#### Source text
Initially, things between the couple are warm, with Laura chatting merrily away about her new life in advertising, her new boyfriend and her mother’s illness, which is why she’s come. (Some of the dialogue feels improvised, and is mostly fresh and credible.) Things have gone less well for Ramon, who, in what he feels is self-betrayal, is now selling micro-credits, has two kids and is separated.
The mood changes when Ramon directly asks Laura why she left him, and it emerges that back in the day they were anti-government activists, but of two very different kinds: Ramon was a working-class boy from Cuzco, with a belief in fighting for “the people.” while Laura was middle-class, and so presumably only engaged at the intellectual level. Indeed, she no longer understands who “the people” are. The real reason for their split is dramatized in an event which suddenly moves the pace up a gear, and in Ramon’s reaction to it, which might be summarized as: “You can take the boy out of the conflict, but you can’t take the conflict out of the boy.”
To foreign viewers, “anti-government activists” in Peru generally means Shining Path, the Communist collective group through which during the 1980s Abimael Guzman sought to impose on the country the political vision of Mao with terrible, bloody and still reverberating results. The script here is quick to distance Ramon and Laura from such extremes, since that might well destroy sympathy for them in an instant. There are perhaps too few historical specifics mentioned, very few place names or dates, and in this regard the script sidesteps the thorny issue, empathy-wise, of just how much violence Ramon and Laura have “unloaded” (Laura’s word) on other human beings in the past.

#### Request 1
Repeat the stretch of the review from "Initially, things between" through "and is separated.".
The listing has no connection to the review.

Element and region listing:
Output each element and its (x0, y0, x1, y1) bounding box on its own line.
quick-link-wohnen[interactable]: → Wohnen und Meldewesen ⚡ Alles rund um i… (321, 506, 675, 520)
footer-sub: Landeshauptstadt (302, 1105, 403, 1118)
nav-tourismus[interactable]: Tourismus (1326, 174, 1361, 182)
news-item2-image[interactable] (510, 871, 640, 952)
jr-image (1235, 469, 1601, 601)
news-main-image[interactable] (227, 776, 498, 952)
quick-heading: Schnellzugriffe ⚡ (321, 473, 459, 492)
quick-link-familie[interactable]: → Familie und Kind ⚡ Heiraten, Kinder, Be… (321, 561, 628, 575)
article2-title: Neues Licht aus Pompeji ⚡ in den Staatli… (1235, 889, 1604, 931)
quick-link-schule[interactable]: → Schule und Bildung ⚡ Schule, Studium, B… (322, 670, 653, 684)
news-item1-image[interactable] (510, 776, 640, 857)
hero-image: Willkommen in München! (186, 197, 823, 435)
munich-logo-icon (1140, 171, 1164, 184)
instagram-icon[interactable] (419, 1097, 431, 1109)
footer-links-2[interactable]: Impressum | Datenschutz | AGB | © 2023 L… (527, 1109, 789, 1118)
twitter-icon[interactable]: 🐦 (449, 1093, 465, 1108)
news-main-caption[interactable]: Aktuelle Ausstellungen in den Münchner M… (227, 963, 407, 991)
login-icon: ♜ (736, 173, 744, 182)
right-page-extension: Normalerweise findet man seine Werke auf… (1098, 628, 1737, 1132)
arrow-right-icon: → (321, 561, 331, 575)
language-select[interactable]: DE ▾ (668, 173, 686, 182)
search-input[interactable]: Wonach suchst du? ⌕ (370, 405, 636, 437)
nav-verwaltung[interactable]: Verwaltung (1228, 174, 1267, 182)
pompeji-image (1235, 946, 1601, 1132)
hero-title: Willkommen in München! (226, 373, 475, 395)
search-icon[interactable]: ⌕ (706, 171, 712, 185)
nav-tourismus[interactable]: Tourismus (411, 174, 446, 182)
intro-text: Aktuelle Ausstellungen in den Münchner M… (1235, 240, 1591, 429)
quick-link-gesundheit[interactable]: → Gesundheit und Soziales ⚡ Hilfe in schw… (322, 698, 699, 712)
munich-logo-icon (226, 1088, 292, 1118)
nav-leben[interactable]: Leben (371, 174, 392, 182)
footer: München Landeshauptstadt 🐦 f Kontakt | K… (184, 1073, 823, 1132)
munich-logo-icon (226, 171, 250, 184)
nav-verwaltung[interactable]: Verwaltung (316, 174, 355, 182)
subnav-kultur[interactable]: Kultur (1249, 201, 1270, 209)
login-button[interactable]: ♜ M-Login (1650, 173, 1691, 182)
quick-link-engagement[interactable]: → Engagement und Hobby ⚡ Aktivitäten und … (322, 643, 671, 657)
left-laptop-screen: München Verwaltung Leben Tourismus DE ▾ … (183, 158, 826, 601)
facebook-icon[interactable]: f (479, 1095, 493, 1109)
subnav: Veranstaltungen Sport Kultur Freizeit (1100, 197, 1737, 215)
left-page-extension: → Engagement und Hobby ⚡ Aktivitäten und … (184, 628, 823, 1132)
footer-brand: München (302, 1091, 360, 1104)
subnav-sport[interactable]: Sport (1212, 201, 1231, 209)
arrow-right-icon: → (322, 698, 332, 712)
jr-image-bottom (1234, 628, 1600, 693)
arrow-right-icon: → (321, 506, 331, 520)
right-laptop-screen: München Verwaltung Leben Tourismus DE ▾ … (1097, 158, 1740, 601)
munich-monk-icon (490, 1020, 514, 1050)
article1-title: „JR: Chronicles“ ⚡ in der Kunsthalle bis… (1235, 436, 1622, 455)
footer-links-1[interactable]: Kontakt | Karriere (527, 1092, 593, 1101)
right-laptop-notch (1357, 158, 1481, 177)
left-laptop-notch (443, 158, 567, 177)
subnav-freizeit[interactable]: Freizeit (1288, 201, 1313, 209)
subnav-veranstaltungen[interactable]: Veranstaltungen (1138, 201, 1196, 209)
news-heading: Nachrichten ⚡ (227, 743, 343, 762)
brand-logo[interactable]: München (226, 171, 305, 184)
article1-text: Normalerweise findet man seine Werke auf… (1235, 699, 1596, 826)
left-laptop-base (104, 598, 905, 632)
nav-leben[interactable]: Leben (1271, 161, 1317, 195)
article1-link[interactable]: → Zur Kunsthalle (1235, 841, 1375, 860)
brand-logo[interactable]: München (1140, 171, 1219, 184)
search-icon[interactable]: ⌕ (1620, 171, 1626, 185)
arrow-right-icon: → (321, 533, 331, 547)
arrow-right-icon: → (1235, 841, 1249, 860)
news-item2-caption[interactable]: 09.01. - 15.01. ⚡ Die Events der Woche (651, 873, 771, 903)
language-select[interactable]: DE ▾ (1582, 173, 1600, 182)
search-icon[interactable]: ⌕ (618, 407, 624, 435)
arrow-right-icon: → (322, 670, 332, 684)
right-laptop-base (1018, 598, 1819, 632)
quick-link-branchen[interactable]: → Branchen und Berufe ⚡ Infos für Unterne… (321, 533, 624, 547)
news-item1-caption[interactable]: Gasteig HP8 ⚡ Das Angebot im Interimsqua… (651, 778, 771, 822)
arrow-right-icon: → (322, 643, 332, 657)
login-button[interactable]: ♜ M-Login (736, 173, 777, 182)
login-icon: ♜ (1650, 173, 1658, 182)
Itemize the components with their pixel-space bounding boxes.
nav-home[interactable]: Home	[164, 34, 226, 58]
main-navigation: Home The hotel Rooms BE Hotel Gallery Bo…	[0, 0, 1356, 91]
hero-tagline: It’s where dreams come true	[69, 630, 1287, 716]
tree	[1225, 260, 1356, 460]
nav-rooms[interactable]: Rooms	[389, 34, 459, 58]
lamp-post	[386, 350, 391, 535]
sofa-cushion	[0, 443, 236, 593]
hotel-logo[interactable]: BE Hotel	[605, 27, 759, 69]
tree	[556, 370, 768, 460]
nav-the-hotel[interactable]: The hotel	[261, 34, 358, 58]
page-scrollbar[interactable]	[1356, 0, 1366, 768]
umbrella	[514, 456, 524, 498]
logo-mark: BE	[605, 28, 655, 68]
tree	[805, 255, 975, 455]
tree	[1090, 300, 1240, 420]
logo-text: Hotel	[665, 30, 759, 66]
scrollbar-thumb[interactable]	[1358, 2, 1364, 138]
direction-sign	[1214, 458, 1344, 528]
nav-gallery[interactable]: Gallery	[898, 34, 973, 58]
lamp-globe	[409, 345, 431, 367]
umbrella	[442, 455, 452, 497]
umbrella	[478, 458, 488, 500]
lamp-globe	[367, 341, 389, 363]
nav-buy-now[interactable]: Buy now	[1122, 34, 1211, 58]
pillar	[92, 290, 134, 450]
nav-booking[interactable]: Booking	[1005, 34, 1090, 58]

#### Request 2
Reproduce the listing from its first line through the line that contains "nav-leben[interactable]: Leben (371, 174, 392, 182)", including both of those lines and nothing after.

#### Reply 1
Initially, things between the couple are warm, with Laura chatting merrily away about her new life in advertising, her new boyfriend and her mother’s illness, which is why she’s come. (Some of the dialogue feels improvised, and is mostly fresh and credible.) Things have gone less well for Ramon, who, in what he feels is self-betrayal, is now selling micro-credits, has two kids and is separated.

#### Reply 2
Output each element and its (x0, y0, x1, y1) bounding box on its own line.
quick-link-wohnen[interactable]: → Wohnen und Meldewesen ⚡ Alles rund um i… (321, 506, 675, 520)
footer-sub: Landeshauptstadt (302, 1105, 403, 1118)
nav-tourismus[interactable]: Tourismus (1326, 174, 1361, 182)
news-item2-image[interactable] (510, 871, 640, 952)
jr-image (1235, 469, 1601, 601)
news-main-image[interactable] (227, 776, 498, 952)
quick-heading: Schnellzugriffe ⚡ (321, 473, 459, 492)
quick-link-familie[interactable]: → Familie und Kind ⚡ Heiraten, Kinder, Be… (321, 561, 628, 575)
article2-title: Neues Licht aus Pompeji ⚡ in den Staatli… (1235, 889, 1604, 931)
quick-link-schule[interactable]: → Schule und Bildung ⚡ Schule, Studium, B… (322, 670, 653, 684)
news-item1-image[interactable] (510, 776, 640, 857)
hero-image: Willkommen in München! (186, 197, 823, 435)
munich-logo-icon (1140, 171, 1164, 184)
instagram-icon[interactable] (419, 1097, 431, 1109)
footer-links-2[interactable]: Impressum | Datenschutz | AGB | © 2023 L… (527, 1109, 789, 1118)
twitter-icon[interactable]: 🐦 (449, 1093, 465, 1108)
news-main-caption[interactable]: Aktuelle Ausstellungen in den Münchner M… (227, 963, 407, 991)
login-icon: ♜ (736, 173, 744, 182)
right-page-extension: Normalerweise findet man seine Werke auf… (1098, 628, 1737, 1132)
arrow-right-icon: → (321, 561, 331, 575)
language-select[interactable]: DE ▾ (668, 173, 686, 182)
search-input[interactable]: Wonach suchst du? ⌕ (370, 405, 636, 437)
nav-verwaltung[interactable]: Verwaltung (1228, 174, 1267, 182)
pompeji-image (1235, 946, 1601, 1132)
hero-title: Willkommen in München! (226, 373, 475, 395)
search-icon[interactable]: ⌕ (706, 171, 712, 185)
nav-tourismus[interactable]: Tourismus (411, 174, 446, 182)
intro-text: Aktuelle Ausstellungen in den Münchner M… (1235, 240, 1591, 429)
quick-link-gesundheit[interactable]: → Gesundheit und Soziales ⚡ Hilfe in schw… (322, 698, 699, 712)
munich-logo-icon (226, 1088, 292, 1118)
nav-leben[interactable]: Leben (371, 174, 392, 182)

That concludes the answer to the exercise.